Requirements: Repeat every entry in the listing below, exactly.
-- START Records for processing --
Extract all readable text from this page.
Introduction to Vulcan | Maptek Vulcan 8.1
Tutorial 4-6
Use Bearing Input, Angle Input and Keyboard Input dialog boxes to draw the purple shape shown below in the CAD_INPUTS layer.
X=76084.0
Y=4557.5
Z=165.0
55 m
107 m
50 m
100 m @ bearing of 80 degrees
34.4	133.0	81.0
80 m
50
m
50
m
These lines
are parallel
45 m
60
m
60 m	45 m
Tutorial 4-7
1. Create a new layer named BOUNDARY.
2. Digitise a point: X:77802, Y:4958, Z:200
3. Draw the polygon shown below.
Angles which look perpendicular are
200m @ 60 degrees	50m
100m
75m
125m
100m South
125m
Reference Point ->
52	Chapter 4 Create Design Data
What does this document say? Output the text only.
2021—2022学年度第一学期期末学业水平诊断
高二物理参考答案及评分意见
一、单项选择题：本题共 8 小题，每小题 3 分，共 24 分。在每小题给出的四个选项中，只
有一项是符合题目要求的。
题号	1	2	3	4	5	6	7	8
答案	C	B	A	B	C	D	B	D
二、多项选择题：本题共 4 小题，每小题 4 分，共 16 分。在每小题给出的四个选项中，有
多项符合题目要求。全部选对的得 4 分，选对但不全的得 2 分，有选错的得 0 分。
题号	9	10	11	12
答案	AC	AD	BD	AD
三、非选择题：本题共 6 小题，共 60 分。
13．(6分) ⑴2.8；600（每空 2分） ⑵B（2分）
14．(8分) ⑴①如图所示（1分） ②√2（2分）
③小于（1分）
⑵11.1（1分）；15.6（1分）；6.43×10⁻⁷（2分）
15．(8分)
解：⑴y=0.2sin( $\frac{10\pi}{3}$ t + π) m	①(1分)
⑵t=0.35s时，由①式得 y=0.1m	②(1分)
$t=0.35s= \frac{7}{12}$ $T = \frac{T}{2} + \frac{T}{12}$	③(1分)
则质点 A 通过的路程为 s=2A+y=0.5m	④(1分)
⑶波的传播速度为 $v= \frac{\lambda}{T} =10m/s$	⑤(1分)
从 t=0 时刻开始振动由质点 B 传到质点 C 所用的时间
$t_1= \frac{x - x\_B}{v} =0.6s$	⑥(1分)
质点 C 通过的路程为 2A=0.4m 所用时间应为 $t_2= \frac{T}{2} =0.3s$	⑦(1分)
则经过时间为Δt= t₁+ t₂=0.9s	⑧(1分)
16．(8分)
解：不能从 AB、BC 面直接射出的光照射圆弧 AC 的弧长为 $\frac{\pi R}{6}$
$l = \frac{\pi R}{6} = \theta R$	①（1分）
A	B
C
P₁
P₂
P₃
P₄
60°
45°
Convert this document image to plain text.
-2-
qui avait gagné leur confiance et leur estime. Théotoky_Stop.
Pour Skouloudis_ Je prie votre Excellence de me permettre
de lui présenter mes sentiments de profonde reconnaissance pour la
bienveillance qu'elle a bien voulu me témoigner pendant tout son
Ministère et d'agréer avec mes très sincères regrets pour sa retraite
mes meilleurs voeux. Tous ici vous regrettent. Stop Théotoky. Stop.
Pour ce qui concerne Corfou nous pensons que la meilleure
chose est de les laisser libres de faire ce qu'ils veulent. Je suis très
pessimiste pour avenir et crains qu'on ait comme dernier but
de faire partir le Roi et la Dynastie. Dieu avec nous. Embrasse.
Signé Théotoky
-- END Records for processing --
Written solution:
Extract all readable text from this page.
Introduction to Vulcan | Maptek Vulcan 8.1
Tutorial 4-6
Use Bearing Input, Angle Input and Keyboard Input dialog boxes to draw the purple shape shown below in the CAD_INPUTS layer.
X=76084.0
Y=4557.5
Z=165.0
55 m
107 m
50 m
100 m @ bearing of 80 degrees
34.4	133.0	81.0
80 m
50
m
50
m
These lines
are parallel
45 m
60
m
60 m	45 m
Tutorial 4-7
1. Create a new layer named BOUNDARY.
2. Digitise a point: X:77802, Y:4958, Z:200
3. Draw the polygon shown below.
Angles which look perpendicular are
200m @ 60 degrees	50m
100m
75m
125m
100m South
125m
Reference Point ->
52	Chapter 4 Create Design Data
What does this document say? Output the text only.
2021—2022学年度第一学期期末学业水平诊断
高二物理参考答案及评分意见
一、单项选择题：本题共 8 小题，每小题 3 分，共 24 分。在每小题给出的四个选项中，只
有一项是符合题目要求的。
题号	1	2	3	4	5	6	7	8
答案	C	B	A	B	C	D	B	D
二、多项选择题：本题共 4 小题，每小题 4 分，共 16 分。在每小题给出的四个选项中，有
多项符合题目要求。全部选对的得 4 分，选对但不全的得 2 分，有选错的得 0 分。
题号	9	10	11	12
答案	AC	AD	BD	AD
三、非选择题：本题共 6 小题，共 60 分。
13．(6分) ⑴2.8；600（每空 2分） ⑵B（2分）
14．(8分) ⑴①如图所示（1分） ②√2（2分）
③小于（1分）
⑵11.1（1分）；15.6（1分）；6.43×10⁻⁷（2分）
15．(8分)
解：⑴y=0.2sin( $\frac{10\pi}{3}$ t + π) m	①(1分)
⑵t=0.35s时，由①式得 y=0.1m	②(1分)
$t=0.35s= \frac{7}{12}$ $T = \frac{T}{2} + \frac{T}{12}$	③(1分)
则质点 A 通过的路程为 s=2A+y=0.5m	④(1分)
⑶波的传播速度为 $v= \frac{\lambda}{T} =10m/s$	⑤(1分)
从 t=0 时刻开始振动由质点 B 传到质点 C 所用的时间
$t_1= \frac{x - x\_B}{v} =0.6s$	⑥(1分)
质点 C 通过的路程为 2A=0.4m 所用时间应为 $t_2= \frac{T}{2} =0.3s$	⑦(1分)
则经过时间为Δt= t₁+ t₂=0.9s	⑧(1分)
16．(8分)
解：不能从 AB、BC 面直接射出的光照射圆弧 AC 的弧长为 $\frac{\pi R}{6}$
$l = \frac{\pi R}{6} = \theta R$	①（1分）
A	B
C
P₁
P₂
P₃
P₄
60°
45°
Convert this document image to plain text.
-2-
qui avait gagné leur confiance et leur estime. Théotoky_Stop.
Pour Skouloudis_ Je prie votre Excellence de me permettre
de lui présenter mes sentiments de profonde reconnaissance pour la
bienveillance qu'elle a bien voulu me témoigner pendant tout son
Ministère et d'agréer avec mes très sincères regrets pour sa retraite
mes meilleurs voeux. Tous ici vous regrettent. Stop Théotoky. Stop.
Pour ce qui concerne Corfou nous pensons que la meilleure
chose est de les laisser libres de faire ce qu'ils veulent. Je suis très
pessimiste pour avenir et crains qu'on ait comme dernier but
de faire partir le Roi et la Dynastie. Dieu avec nous. Embrasse.
Signé Théotoky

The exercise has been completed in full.